Return each line of the records holding the string "into".
────────────────────
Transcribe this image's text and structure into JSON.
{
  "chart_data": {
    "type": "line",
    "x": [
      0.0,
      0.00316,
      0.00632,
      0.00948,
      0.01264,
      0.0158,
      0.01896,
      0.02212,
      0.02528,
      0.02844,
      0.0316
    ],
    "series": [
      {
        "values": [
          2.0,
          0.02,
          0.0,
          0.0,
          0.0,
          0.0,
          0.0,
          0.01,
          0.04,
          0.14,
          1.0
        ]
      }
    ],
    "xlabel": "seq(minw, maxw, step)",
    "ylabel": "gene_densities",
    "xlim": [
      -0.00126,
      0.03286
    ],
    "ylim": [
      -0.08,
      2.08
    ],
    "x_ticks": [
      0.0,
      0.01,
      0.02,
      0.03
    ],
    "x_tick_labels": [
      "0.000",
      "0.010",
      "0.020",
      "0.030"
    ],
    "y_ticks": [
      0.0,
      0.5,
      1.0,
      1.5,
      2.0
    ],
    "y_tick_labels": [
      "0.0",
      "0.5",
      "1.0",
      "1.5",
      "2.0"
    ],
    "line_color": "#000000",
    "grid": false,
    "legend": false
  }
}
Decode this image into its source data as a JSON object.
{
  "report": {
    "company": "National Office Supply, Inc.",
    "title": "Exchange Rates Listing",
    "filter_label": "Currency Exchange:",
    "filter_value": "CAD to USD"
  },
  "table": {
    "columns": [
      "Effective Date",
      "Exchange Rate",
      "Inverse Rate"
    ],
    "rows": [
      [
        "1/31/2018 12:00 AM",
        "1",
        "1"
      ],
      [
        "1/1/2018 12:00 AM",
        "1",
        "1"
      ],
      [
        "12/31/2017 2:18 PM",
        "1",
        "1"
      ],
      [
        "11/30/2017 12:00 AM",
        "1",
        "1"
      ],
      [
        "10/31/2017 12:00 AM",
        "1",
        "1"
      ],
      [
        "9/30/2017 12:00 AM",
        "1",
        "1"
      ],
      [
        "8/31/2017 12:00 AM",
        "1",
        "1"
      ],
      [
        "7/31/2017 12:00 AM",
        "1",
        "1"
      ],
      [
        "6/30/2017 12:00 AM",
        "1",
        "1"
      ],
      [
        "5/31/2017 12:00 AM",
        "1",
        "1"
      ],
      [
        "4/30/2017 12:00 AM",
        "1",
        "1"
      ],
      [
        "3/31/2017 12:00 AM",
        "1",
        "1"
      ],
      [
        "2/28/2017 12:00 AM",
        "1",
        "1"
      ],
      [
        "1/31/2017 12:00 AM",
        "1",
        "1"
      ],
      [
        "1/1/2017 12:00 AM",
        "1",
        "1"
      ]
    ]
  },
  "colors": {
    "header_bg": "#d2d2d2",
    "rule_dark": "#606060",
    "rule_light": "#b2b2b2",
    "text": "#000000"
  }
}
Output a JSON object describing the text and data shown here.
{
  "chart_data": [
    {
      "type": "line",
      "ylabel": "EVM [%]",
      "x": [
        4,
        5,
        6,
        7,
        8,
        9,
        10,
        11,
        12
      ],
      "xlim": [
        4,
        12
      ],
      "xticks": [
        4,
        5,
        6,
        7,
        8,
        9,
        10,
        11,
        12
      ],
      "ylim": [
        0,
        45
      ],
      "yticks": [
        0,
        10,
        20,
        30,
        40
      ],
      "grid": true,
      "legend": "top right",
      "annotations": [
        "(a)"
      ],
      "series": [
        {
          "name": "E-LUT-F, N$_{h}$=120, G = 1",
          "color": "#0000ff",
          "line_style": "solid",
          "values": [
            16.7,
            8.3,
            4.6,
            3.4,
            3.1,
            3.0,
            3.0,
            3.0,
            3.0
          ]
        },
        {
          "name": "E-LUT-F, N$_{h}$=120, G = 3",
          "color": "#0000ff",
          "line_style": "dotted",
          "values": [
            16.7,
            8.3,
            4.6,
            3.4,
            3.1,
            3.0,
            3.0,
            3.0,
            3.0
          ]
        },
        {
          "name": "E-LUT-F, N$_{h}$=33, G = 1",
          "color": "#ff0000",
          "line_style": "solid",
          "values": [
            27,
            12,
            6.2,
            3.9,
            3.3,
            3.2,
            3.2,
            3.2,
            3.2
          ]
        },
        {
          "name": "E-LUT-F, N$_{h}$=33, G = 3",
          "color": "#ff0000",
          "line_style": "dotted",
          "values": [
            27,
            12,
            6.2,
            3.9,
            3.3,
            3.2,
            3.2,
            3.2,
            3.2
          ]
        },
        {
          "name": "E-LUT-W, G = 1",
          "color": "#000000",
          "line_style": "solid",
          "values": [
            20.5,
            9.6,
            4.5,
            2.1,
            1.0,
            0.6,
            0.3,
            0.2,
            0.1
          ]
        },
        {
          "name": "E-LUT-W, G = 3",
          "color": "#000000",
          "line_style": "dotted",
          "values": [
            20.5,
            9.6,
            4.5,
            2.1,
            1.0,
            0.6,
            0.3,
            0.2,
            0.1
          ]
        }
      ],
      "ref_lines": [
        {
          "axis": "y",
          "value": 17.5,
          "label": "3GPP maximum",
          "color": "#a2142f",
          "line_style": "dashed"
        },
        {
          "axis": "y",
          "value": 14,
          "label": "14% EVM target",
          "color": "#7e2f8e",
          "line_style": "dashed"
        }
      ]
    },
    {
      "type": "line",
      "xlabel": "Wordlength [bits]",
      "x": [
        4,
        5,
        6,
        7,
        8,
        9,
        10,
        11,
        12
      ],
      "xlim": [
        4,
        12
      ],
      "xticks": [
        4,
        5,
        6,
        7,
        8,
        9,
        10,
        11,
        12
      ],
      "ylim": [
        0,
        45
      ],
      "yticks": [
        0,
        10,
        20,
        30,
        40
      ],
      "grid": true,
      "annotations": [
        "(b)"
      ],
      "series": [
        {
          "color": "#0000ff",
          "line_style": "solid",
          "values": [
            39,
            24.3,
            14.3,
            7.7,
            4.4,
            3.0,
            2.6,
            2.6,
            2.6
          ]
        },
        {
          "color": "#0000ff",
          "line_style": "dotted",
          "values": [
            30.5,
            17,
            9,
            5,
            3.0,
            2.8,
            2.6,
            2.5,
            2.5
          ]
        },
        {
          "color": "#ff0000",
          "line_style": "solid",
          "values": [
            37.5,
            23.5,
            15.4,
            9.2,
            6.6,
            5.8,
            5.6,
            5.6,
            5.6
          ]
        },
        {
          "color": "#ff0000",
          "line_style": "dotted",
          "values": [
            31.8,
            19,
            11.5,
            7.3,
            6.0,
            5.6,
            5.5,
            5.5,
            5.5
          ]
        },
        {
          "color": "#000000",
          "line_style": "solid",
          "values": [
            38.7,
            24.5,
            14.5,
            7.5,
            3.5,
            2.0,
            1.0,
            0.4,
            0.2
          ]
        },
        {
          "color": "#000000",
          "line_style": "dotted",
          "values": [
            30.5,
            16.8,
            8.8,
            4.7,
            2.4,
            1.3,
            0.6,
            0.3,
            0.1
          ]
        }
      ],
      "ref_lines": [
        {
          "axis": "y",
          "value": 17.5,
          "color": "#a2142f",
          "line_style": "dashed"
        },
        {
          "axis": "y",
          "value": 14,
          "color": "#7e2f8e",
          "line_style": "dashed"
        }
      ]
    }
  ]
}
────────────────────
* _Solution to this exercise_:
Transcribe this image's text and structure into JSON.
Decode this image into its source data as a JSON object.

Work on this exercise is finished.